Task:
Take the data that follows and retype it word for word.

Data section:
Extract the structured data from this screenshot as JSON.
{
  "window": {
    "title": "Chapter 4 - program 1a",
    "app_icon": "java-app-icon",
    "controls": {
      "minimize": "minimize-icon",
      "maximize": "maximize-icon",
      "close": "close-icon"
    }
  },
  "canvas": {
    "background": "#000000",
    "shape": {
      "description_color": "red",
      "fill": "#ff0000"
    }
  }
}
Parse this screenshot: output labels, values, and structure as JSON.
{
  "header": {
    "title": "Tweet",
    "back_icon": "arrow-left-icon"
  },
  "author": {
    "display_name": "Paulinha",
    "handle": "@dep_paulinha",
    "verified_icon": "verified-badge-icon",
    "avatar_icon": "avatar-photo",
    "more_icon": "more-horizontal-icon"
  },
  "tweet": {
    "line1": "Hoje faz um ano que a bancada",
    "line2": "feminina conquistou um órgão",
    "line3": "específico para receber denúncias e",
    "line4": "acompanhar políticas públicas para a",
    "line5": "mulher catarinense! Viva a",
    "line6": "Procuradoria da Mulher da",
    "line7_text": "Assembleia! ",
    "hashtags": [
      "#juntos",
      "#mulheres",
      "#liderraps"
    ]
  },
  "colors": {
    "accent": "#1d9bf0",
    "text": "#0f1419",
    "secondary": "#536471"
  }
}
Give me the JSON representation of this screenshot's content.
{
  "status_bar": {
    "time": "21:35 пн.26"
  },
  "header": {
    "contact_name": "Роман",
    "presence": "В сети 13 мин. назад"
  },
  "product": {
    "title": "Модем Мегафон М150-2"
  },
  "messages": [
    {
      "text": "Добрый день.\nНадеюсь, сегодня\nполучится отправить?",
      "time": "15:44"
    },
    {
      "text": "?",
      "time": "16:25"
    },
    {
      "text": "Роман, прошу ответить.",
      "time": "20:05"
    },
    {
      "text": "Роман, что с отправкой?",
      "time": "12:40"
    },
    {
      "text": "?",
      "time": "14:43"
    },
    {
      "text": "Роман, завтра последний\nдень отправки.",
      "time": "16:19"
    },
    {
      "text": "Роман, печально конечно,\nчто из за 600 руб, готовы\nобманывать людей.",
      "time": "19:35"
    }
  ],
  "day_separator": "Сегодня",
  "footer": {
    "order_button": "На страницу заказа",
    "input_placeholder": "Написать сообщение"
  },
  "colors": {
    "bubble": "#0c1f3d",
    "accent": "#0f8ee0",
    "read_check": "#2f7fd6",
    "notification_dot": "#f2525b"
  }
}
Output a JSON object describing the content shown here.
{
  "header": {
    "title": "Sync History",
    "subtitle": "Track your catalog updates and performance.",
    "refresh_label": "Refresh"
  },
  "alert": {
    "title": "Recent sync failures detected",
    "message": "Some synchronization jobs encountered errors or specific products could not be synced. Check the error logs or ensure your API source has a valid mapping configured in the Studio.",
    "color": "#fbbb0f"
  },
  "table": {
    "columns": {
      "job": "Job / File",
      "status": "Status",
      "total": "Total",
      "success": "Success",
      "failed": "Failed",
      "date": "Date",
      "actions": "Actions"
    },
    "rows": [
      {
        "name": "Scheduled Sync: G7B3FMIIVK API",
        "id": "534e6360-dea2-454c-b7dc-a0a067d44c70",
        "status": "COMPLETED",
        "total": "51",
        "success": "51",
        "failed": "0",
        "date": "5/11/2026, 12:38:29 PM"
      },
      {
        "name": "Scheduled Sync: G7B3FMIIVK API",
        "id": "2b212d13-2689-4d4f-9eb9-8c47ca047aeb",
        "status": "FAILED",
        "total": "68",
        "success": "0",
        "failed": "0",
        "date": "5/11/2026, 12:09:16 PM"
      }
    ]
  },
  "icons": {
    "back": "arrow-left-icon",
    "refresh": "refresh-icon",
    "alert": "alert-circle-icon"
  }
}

Answer in full:
Extract the structured data from this screenshot as JSON.
{
  "window": {
    "title": "Chapter 4 - program 1a",
    "app_icon": "java-app-icon",
    "controls": {
      "minimize": "minimize-icon",
      "maximize": "maximize-icon",
      "close": "close-icon"
    }
  },
  "canvas": {
    "background": "#000000",
    "shape": {
      "description_color": "red",
      "fill": "#ff0000"
    }
  }
}
Parse this screenshot: output labels, values, and structure as JSON.
{
  "header": {
    "title": "Tweet",
    "back_icon": "arrow-left-icon"
  },
  "author": {
    "display_name": "Paulinha",
    "handle": "@dep_paulinha",
    "verified_icon": "verified-badge-icon",
    "avatar_icon": "avatar-photo",
    "more_icon": "more-horizontal-icon"
  },
  "tweet": {
    "line1": "Hoje faz um ano que a bancada",
    "line2": "feminina conquistou um órgão",
    "line3": "específico para receber denúncias e",
    "line4": "acompanhar políticas públicas para a",
    "line5": "mulher catarinense! Viva a",
    "line6": "Procuradoria da Mulher da",
    "line7_text": "Assembleia! ",
    "hashtags": [
      "#juntos",
      "#mulheres",
      "#liderraps"
    ]
  },
  "colors": {
    "accent": "#1d9bf0",
    "text": "#0f1419",
    "secondary": "#536471"
  }
}
Give me the JSON representation of this screenshot's content.
{
  "status_bar": {
    "time": "21:35 пн.26"
  },
  "header": {
    "contact_name": "Роман",
    "presence": "В сети 13 мин. назад"
  },
  "product": {
    "title": "Модем Мегафон М150-2"
  },
  "messages": [
    {
      "text": "Добрый день.\nНадеюсь, сегодня\nполучится отправить?",
      "time": "15:44"
    },
    {
      "text": "?",
      "time": "16:25"
    },
    {
      "text": "Роман, прошу ответить.",
      "time": "20:05"
    },
    {
      "text": "Роман, что с отправкой?",
      "time": "12:40"
    },
    {
      "text": "?",
      "time": "14:43"
    },
    {
      "text": "Роман, завтра последний\nдень отправки.",
      "time": "16:19"
    },
    {
      "text": "Роман, печально конечно,\nчто из за 600 руб, готовы\nобманывать людей.",
      "time": "19:35"
    }
  ],
  "day_separator": "Сегодня",
  "footer": {
    "order_button": "На страницу заказа",
    "input_placeholder": "Написать сообщение"
  },
  "colors": {
    "bubble": "#0c1f3d",
    "accent": "#0f8ee0",
    "read_check": "#2f7fd6",
    "notification_dot": "#f2525b"
  }
}
Output a JSON object describing the content shown here.
{
  "header": {
    "title": "Sync History",
    "subtitle": "Track your catalog updates and performance.",
    "refresh_label": "Refresh"
  },
  "alert": {
    "title": "Recent sync failures detected",
    "message": "Some synchronization jobs encountered errors or specific products could not be synced. Check the error logs or ensure your API source has a valid mapping configured in the Studio.",
    "color": "#fbbb0f"
  },
  "table": {
    "columns": {
      "job": "Job / File",
      "status": "Status",
      "total": "Total",
      "success": "Success",
      "failed": "Failed",
      "date": "Date",
      "actions": "Actions"
    },
    "rows": [
      {
        "name": "Scheduled Sync: G7B3FMIIVK API",
        "id": "534e6360-dea2-454c-b7dc-a0a067d44c70",
        "status": "COMPLETED",
        "total": "51",
        "success": "51",
        "failed": "0",
        "date": "5/11/2026, 12:38:29 PM"
      },
      {
        "name": "Scheduled Sync: G7B3FMIIVK API",
        "id": "2b212d13-2689-4d4f-9eb9-8c47ca047aeb",
        "status": "FAILED",
        "total": "68",
        "success": "0",
        "failed": "0",
        "date": "5/11/2026, 12:09:16 PM"
      }
    ]
  },
  "icons": {
    "back": "arrow-left-icon",
    "refresh": "refresh-icon",
    "alert": "alert-circle-icon"
  }
}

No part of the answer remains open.